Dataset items
^^^^
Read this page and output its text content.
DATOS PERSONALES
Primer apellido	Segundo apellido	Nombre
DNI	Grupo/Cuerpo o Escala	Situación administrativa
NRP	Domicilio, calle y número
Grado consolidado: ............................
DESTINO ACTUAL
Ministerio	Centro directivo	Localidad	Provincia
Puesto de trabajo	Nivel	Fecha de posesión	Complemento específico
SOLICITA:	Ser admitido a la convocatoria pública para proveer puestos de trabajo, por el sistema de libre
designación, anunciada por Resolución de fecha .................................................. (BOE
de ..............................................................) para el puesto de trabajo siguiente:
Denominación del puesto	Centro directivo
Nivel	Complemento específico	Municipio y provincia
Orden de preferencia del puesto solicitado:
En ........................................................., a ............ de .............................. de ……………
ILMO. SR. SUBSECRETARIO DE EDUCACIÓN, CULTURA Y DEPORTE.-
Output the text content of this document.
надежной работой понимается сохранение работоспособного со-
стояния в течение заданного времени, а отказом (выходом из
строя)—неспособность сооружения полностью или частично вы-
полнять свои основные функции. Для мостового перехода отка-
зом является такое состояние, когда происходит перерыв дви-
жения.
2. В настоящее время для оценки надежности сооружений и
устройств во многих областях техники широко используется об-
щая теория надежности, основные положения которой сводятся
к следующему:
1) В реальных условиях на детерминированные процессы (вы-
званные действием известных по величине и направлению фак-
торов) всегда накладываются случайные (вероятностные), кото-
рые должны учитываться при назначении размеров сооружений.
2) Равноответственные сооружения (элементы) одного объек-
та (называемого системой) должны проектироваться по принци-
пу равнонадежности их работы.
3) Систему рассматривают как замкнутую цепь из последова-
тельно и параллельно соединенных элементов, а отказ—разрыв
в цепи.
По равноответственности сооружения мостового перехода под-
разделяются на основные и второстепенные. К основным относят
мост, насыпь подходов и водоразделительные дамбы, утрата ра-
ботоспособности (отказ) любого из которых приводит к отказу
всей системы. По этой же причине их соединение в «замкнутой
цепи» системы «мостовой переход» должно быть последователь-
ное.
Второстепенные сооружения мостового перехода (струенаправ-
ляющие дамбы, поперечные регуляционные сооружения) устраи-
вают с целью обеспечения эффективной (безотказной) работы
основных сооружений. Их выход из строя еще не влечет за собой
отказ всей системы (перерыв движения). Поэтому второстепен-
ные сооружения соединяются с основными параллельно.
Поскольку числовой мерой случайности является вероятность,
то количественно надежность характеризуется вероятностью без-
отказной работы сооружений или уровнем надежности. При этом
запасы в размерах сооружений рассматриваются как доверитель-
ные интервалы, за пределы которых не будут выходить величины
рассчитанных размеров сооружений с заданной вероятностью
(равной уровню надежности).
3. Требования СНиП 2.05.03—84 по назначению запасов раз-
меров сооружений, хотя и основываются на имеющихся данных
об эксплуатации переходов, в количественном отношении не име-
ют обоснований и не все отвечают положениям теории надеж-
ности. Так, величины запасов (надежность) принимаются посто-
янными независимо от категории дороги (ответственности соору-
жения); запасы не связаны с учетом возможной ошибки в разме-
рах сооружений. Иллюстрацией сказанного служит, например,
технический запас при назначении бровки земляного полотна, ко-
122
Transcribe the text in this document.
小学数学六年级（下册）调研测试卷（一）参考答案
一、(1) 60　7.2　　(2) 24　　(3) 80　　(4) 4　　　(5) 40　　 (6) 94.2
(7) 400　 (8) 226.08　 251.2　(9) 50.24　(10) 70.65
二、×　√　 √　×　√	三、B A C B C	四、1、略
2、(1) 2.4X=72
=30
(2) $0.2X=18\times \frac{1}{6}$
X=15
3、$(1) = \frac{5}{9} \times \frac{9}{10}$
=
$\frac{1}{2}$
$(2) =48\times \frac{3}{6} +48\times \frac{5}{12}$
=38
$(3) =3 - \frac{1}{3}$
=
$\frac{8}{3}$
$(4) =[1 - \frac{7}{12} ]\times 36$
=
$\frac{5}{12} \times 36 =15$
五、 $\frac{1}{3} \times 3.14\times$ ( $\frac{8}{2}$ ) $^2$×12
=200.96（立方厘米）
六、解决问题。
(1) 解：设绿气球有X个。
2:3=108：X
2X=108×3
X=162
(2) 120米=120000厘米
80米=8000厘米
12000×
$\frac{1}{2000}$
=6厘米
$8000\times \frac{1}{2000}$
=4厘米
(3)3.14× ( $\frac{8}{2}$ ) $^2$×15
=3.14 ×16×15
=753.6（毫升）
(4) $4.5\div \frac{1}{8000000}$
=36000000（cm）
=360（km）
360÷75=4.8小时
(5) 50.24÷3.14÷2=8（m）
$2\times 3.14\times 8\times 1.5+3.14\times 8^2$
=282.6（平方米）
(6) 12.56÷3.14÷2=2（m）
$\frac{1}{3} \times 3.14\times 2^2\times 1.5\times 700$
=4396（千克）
^^^^
= Task to carry out =
Exactly reproduce the lines beginning with the one that contains "Transcribe the text in this document." and ending with the last line of the material, both included. Leave out everything else.

= The solution =
Transcribe the text in this document.
小学数学六年级（下册）调研测试卷（一）参考答案
一、(1) 60　7.2　　(2) 24　　(3) 80　　(4) 4　　　(5) 40　　 (6) 94.2
(7) 400　 (8) 226.08　 251.2　(9) 50.24　(10) 70.65
二、×　√　 √　×　√	三、B A C B C	四、1、略
2、(1) 2.4X=72
=30
(2) $0.2X=18\times \frac{1}{6}$
X=15
3、$(1) = \frac{5}{9} \times \frac{9}{10}$
=
$\frac{1}{2}$
$(2) =48\times \frac{3}{6} +48\times \frac{5}{12}$
=38
$(3) =3 - \frac{1}{3}$
=
$\frac{8}{3}$
$(4) =[1 - \frac{7}{12} ]\times 36$
=
$\frac{5}{12} \times 36 =15$
五、 $\frac{1}{3} \times 3.14\times$ ( $\frac{8}{2}$ ) $^2$×12
=200.96（立方厘米）
六、解决问题。
(1) 解：设绿气球有X个。
2:3=108：X
2X=108×3
X=162
(2) 120米=120000厘米
80米=8000厘米
12000×
$\frac{1}{2000}$
=6厘米
$8000\times \frac{1}{2000}$
=4厘米
(3)3.14× ( $\frac{8}{2}$ ) $^2$×15
=3.14 ×16×15
=753.6（毫升）
(4) $4.5\div \frac{1}{8000000}$
=36000000（cm）
=360（km）
360÷75=4.8小时
(5) 50.24÷3.14÷2=8（m）
$2\times 3.14\times 8\times 1.5+3.14\times 8^2$
=282.6（平方米）
(6) 12.56÷3.14÷2=2（m）
$\frac{1}{3} \times 3.14\times 2^2\times 1.5\times 700$
=4396（千克）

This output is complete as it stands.